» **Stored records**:
☆ ☆ ☆

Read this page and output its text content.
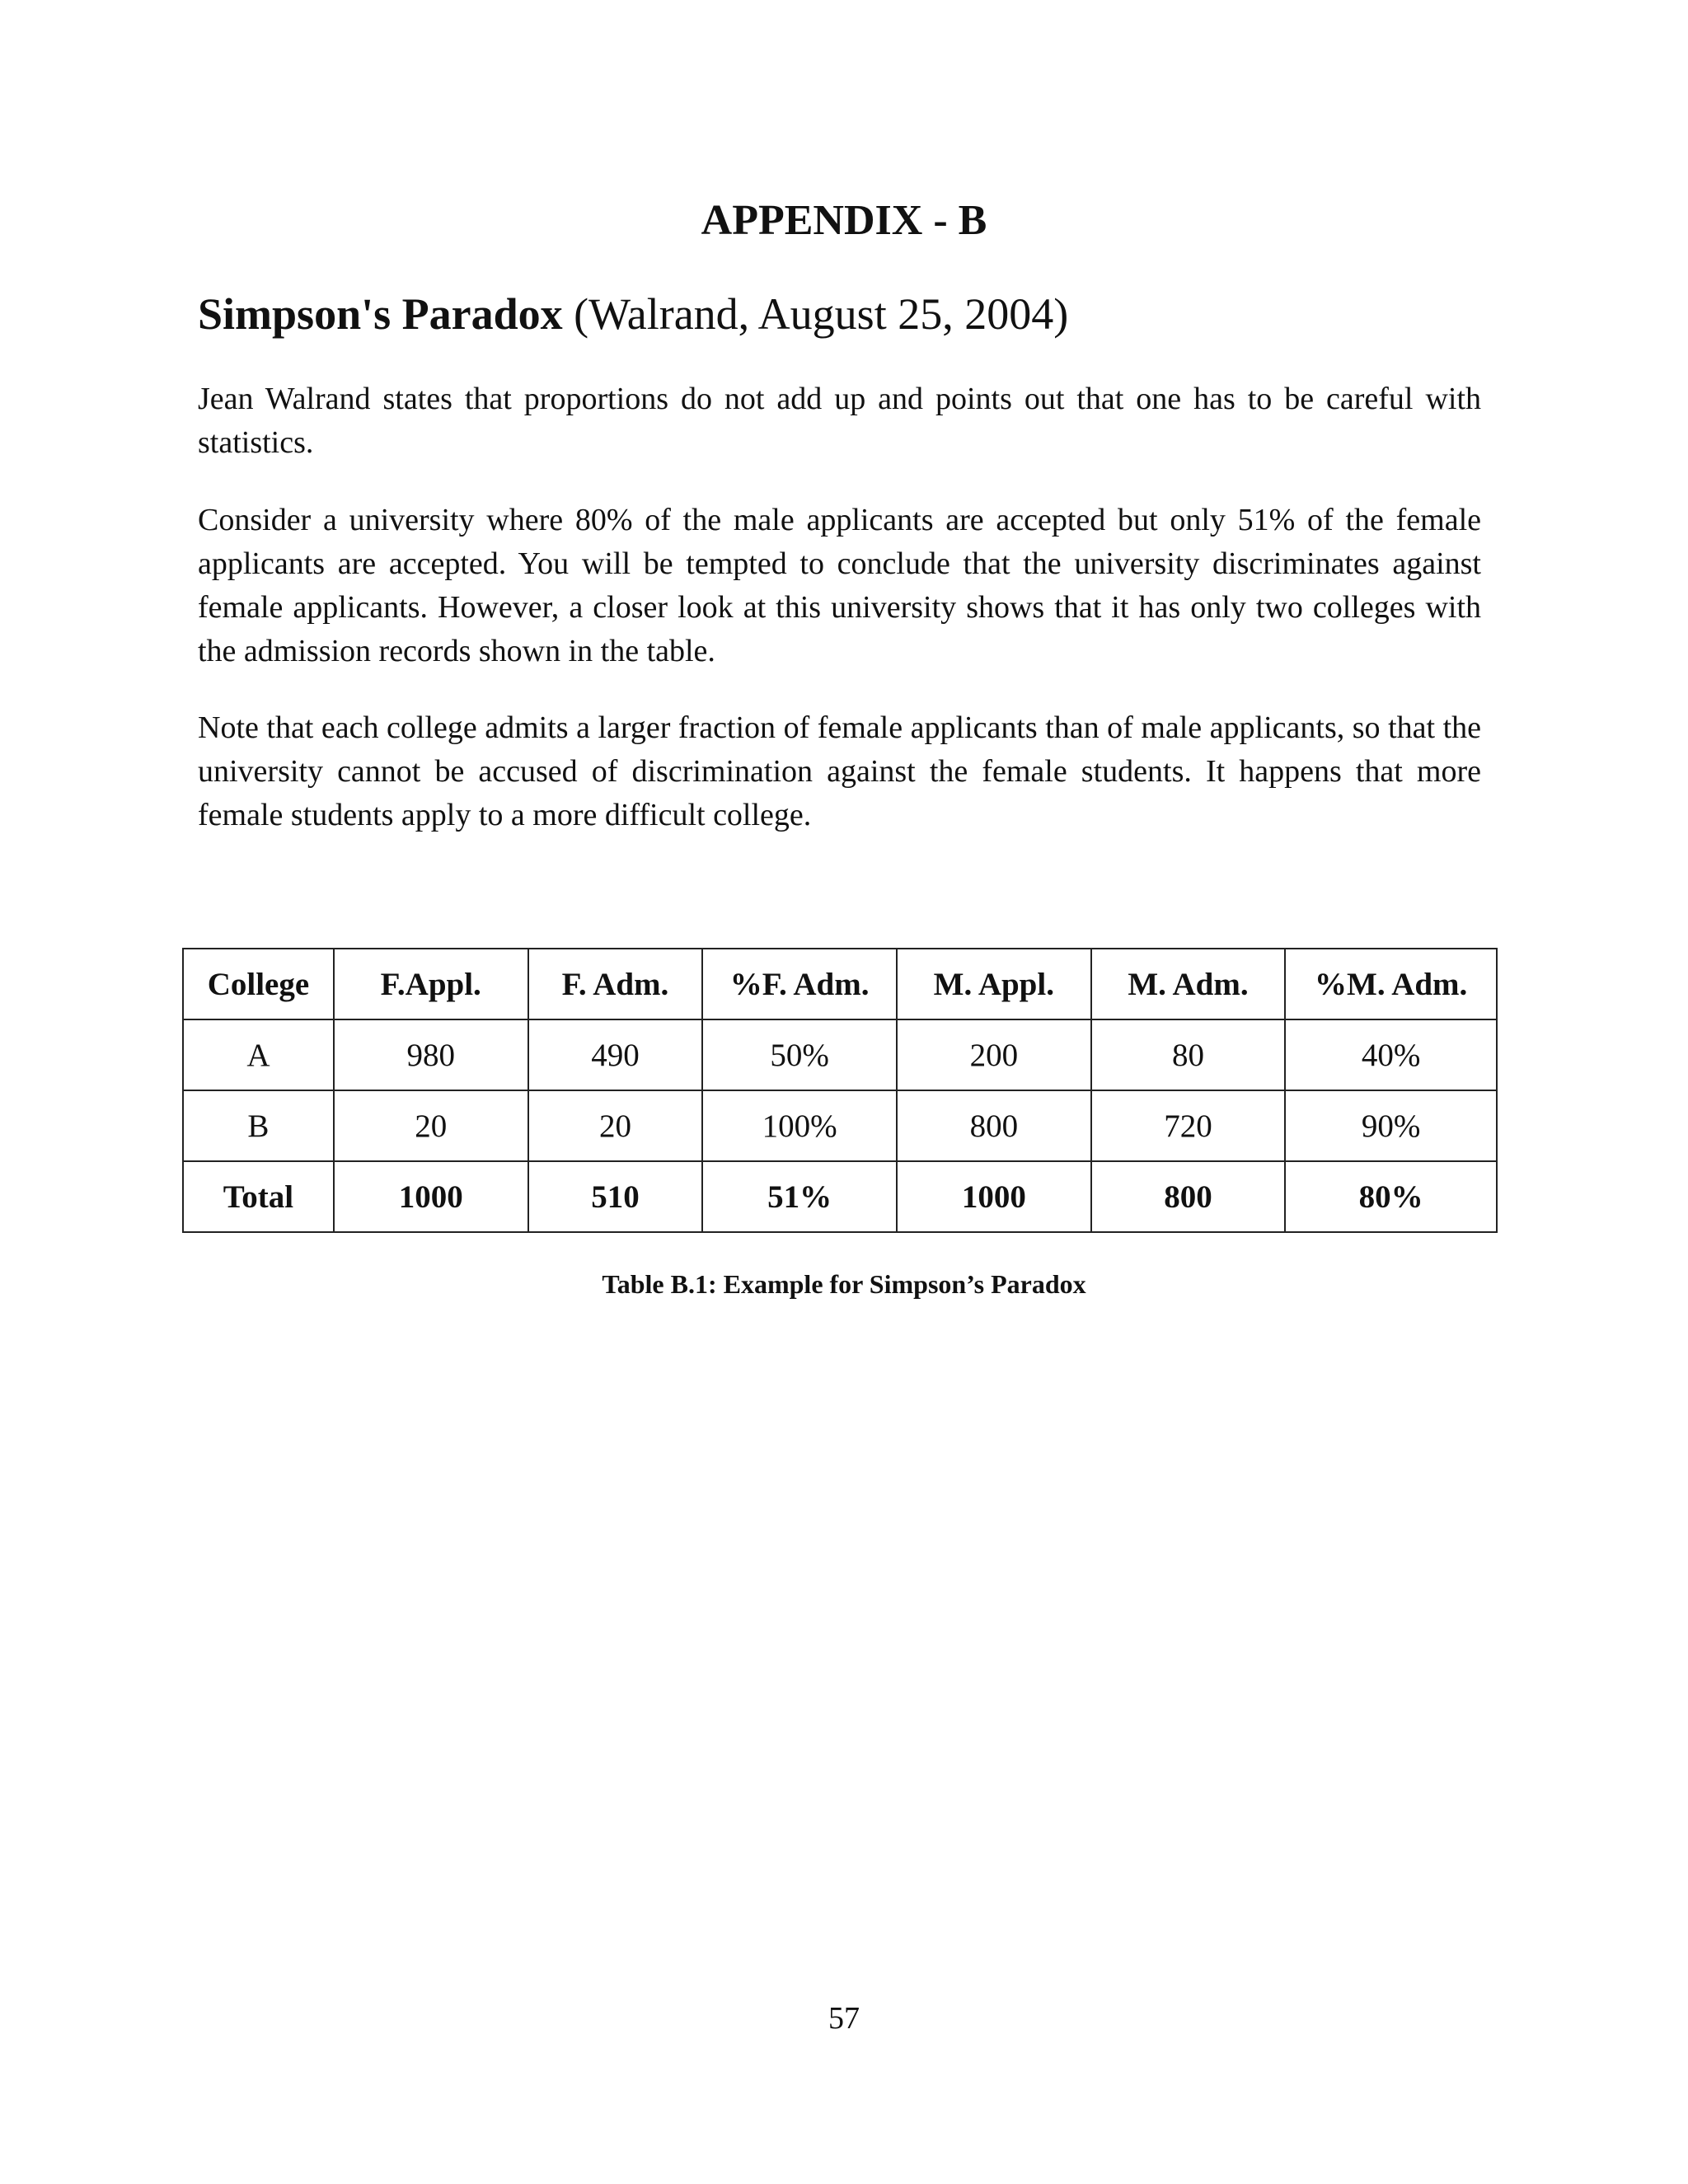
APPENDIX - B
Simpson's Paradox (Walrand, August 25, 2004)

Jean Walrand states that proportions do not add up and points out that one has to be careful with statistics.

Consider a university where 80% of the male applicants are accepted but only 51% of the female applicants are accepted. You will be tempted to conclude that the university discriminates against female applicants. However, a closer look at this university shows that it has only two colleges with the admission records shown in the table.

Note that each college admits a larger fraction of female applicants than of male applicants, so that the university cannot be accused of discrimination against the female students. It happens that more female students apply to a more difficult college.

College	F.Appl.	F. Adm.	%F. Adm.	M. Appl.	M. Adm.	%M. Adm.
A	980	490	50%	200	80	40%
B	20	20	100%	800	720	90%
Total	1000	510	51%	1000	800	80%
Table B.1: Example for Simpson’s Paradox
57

☆ ☆ ☆

Transcribe all of the entries word for word, but skip any pictures they contain.

Read this page and output its text content.
APPENDIX - B
Simpson's Paradox (Walrand, August 25, 2004)

Jean Walrand states that proportions do not add up and points out that one has to be careful with statistics.

Consider a university where 80% of the male applicants are accepted but only 51% of the female applicants are accepted. You will be tempted to conclude that the university discriminates against female applicants. However, a closer look at this university shows that it has only two colleges with the admission records shown in the table.

Note that each college admits a larger fraction of female applicants than of male applicants, so that the university cannot be accused of discrimination against the female students. It happens that more female students apply to a more difficult college.

College	F.Appl.	F. Adm.	%F. Adm.	M. Appl.	M. Adm.	%M. Adm.
A	980	490	50%	200	80	40%
B	20	20	100%	800	720	90%
Total	1000	510	51%	1000	800	80%
Table B.1: Example for Simpson’s Paradox
57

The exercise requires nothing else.